_THE PROBLEM_: In the listing below, locate the lines bearing the word "配套设施建设". Copy every one of them.

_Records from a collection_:
####################

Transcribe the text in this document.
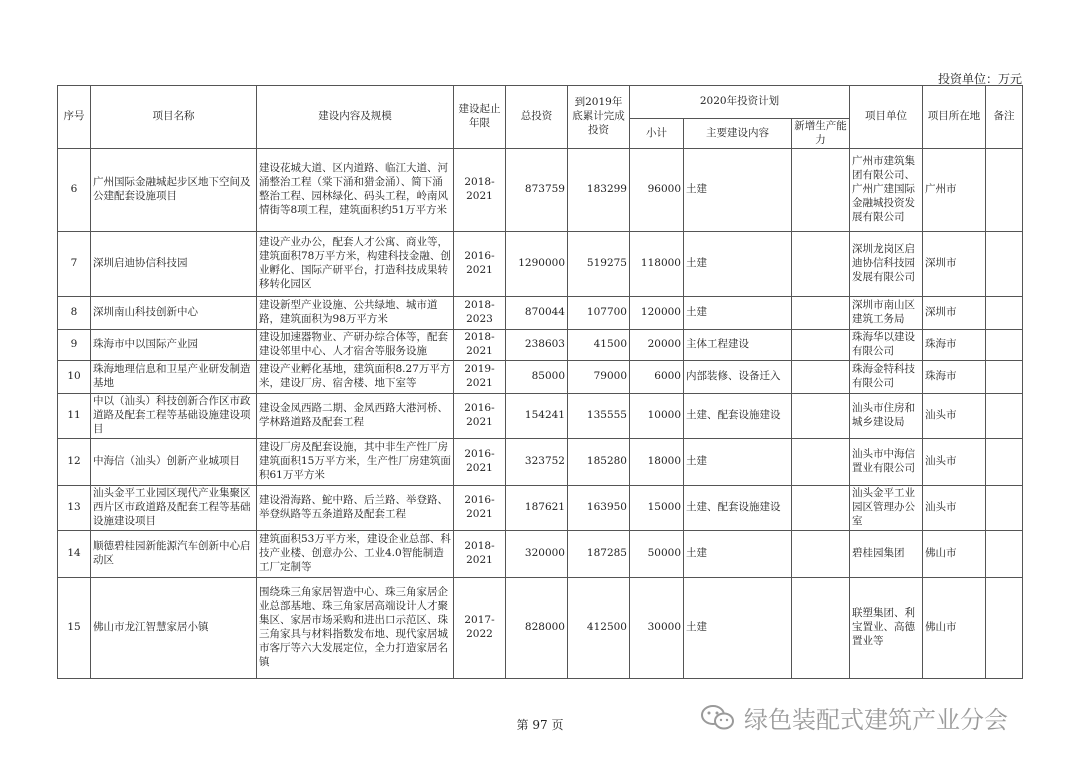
投资单位：万元
序号	项目名称	建设内容及规模	建设起止年限	总投资	到2019年底累计完成投资	2020年投资计划			项目单位	项目所在地	备注
						小计	主要建设内容	新增生产能力			
6	广州国际金融城起步区地下空间及公建配套设施项目	建设花城大道、区内道路、临江大道、河涌整治工程（棠下涌和猎金涌）、简下涌整治工程、园林绿化、码头工程，岭南风情街等8项工程，建筑面积约51万平方米	2018-2021	873759	183299	96000	土建		广州市建筑集团有限公司、广州广建国际金融城投资发展有限公司	广州市	
7	深圳启迪协信科技园	建设产业办公，配套人才公寓、商业等，建筑面积78万平方米，构建科技金融、创业孵化、国际产研平台，打造科技成果转移转化园区	2016-2021	1290000	519275	118000	土建		深圳龙岗区启迪协信科技园发展有限公司	深圳市	
8	深圳南山科技创新中心	建设新型产业设施、公共绿地、城市道路，建筑面积为98万平方米	2018-2023	870044	107700	120000	土建		深圳市南山区建筑工务局	深圳市	
9	珠海市中以国际产业园	建设加速器物业、产研办综合体等，配套建设邻里中心、人才宿舍等服务设施	2018-2021	238603	41500	20000	主体工程建设		珠海华以建设有限公司	珠海市	
10	珠海地理信息和卫星产业研发制造基地	建设产业孵化基地，建筑面积8.27万平方米，建设厂房、宿舍楼、地下室等	2019-2021	85000	79000	6000	内部装修、设备迁入		珠海金特科技有限公司	珠海市	
11	中以（汕头）科技创新合作区市政道路及配套工程等基础设施建设项目	建设金凤西路二期、金凤西路大港河桥、学林路道路及配套工程	2016-2021	154241	135555	10000	土建、配套设施建设		汕头市住房和城乡建设局	汕头市	
12	中海信（汕头）创新产业城项目	建设厂房及配套设施，其中非生产性厂房建筑面积15万平方米，生产性厂房建筑面积61万平方米	2016-2021	323752	185280	18000	土建		汕头市中海信置业有限公司	汕头市	
13	汕头金平工业园区现代产业集聚区西片区市政道路及配套工程等基础设施建设项目	建设滑海路、鮀中路、后兰路、举登路、举登纵路等五条道路及配套工程	2016-2021	187621	163950	15000	土建、配套设施建设		汕头金平工业园区管理办公室	汕头市	
14	顺德碧桂园新能源汽车创新中心启动区	建筑面积53万平方米，建设企业总部、科技产业楼、创意办公、工业4.0智能制造工厂定制等	2018-2021	320000	187285	50000	土建		碧桂园集团	佛山市	
15	佛山市龙江智慧家居小镇	围绕珠三角家居智造中心、珠三角家居企业总部基地、珠三角家居高端设计人才聚集区、家居市场采购和进出口示范区、珠三角家具与材料指数发布地、现代家居城市客厅等六大发展定位，全力打造家居名镇	2017-2022	828000	412500	30000	土建		联塑集团、利宝置业、高德置业等	佛山市	
第 97 页	绿色装配式建筑产业分会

####################

_RESULT FOR THIS TASK_:
11	中以（汕头）科技创新合作区市政道路及配套工程等基础设施建设项目	建设金凤西路二期、金凤西路大港河桥、学林路道路及配套工程	2016-2021	154241	135555	10000	土建、配套设施建设		汕头市住房和城乡建设局	汕头市	
13	汕头金平工业园区现代产业集聚区西片区市政道路及配套工程等基础设施建设项目	建设滑海路、鮀中路、后兰路、举登路、举登纵路等五条道路及配套工程	2016-2021	187621	163950	15000	土建、配套设施建设		汕头金平工业园区管理办公室	汕头市	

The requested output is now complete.